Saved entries
───

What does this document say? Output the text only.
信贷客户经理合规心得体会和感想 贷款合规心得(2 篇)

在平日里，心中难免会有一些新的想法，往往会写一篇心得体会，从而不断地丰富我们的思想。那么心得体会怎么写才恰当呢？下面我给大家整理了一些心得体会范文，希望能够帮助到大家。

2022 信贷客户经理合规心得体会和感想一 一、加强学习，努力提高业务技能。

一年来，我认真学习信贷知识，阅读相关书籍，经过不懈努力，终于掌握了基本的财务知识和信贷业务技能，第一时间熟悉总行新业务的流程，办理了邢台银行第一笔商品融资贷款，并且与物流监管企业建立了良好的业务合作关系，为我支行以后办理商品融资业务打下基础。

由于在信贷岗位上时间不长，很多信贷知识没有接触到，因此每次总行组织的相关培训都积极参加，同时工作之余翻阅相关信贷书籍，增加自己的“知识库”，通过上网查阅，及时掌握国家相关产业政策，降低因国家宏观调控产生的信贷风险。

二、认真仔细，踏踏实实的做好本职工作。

───

Task statement: Recite the full listing above exactly.

Result for this exercise:
What does this document say? Output the text only.
信贷客户经理合规心得体会和感想 贷款合规心得(2 篇)

在平日里，心中难免会有一些新的想法，往往会写一篇心得体会，从而不断地丰富我们的思想。那么心得体会怎么写才恰当呢？下面我给大家整理了一些心得体会范文，希望能够帮助到大家。

2022 信贷客户经理合规心得体会和感想一 一、加强学习，努力提高业务技能。

一年来，我认真学习信贷知识，阅读相关书籍，经过不懈努力，终于掌握了基本的财务知识和信贷业务技能，第一时间熟悉总行新业务的流程，办理了邢台银行第一笔商品融资贷款，并且与物流监管企业建立了良好的业务合作关系，为我支行以后办理商品融资业务打下基础。

由于在信贷岗位上时间不长，很多信贷知识没有接触到，因此每次总行组织的相关培训都积极参加，同时工作之余翻阅相关信贷书籍，增加自己的“知识库”，通过上网查阅，及时掌握国家相关产业政策，降低因国家宏观调控产生的信贷风险。

二、认真仔细，踏踏实实的做好本职工作。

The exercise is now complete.